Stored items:
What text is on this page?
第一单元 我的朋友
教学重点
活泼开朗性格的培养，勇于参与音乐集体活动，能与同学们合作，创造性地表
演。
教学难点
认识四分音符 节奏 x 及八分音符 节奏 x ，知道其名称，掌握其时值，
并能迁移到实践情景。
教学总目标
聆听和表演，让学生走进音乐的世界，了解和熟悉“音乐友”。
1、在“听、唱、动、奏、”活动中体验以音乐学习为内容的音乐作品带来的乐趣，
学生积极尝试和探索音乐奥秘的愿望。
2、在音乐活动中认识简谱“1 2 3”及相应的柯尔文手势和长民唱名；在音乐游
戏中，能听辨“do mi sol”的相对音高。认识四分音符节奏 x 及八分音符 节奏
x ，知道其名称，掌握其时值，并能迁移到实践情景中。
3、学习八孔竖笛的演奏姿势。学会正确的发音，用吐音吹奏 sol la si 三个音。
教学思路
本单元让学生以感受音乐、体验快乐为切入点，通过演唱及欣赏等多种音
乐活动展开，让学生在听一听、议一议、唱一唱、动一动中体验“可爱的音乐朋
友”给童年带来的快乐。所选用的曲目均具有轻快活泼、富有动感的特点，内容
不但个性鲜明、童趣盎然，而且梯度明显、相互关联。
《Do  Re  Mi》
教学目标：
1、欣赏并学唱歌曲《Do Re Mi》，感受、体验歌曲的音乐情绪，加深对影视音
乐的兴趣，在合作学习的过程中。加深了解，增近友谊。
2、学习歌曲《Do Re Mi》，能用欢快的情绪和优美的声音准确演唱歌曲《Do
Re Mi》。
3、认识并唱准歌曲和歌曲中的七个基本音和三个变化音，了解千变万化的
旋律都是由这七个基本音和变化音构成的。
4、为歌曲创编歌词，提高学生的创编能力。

*Task instructions:*
Repeat every record, exactly as written.

*The answer:*
What text is on this page?
第一单元 我的朋友
教学重点
活泼开朗性格的培养，勇于参与音乐集体活动，能与同学们合作，创造性地表
演。
教学难点
认识四分音符 节奏 x 及八分音符 节奏 x ，知道其名称，掌握其时值，
并能迁移到实践情景。
教学总目标
聆听和表演，让学生走进音乐的世界，了解和熟悉“音乐友”。
1、在“听、唱、动、奏、”活动中体验以音乐学习为内容的音乐作品带来的乐趣，
学生积极尝试和探索音乐奥秘的愿望。
2、在音乐活动中认识简谱“1 2 3”及相应的柯尔文手势和长民唱名；在音乐游
戏中，能听辨“do mi sol”的相对音高。认识四分音符节奏 x 及八分音符 节奏
x ，知道其名称，掌握其时值，并能迁移到实践情景中。
3、学习八孔竖笛的演奏姿势。学会正确的发音，用吐音吹奏 sol la si 三个音。
教学思路
本单元让学生以感受音乐、体验快乐为切入点，通过演唱及欣赏等多种音
乐活动展开，让学生在听一听、议一议、唱一唱、动一动中体验“可爱的音乐朋
友”给童年带来的快乐。所选用的曲目均具有轻快活泼、富有动感的特点，内容
不但个性鲜明、童趣盎然，而且梯度明显、相互关联。
《Do  Re  Mi》
教学目标：
1、欣赏并学唱歌曲《Do Re Mi》，感受、体验歌曲的音乐情绪，加深对影视音
乐的兴趣，在合作学习的过程中。加深了解，增近友谊。
2、学习歌曲《Do Re Mi》，能用欢快的情绪和优美的声音准确演唱歌曲《Do
Re Mi》。
3、认识并唱准歌曲和歌曲中的七个基本音和三个变化音，了解千变万化的
旋律都是由这七个基本音和变化音构成的。
4、为歌曲创编歌词，提高学生的创编能力。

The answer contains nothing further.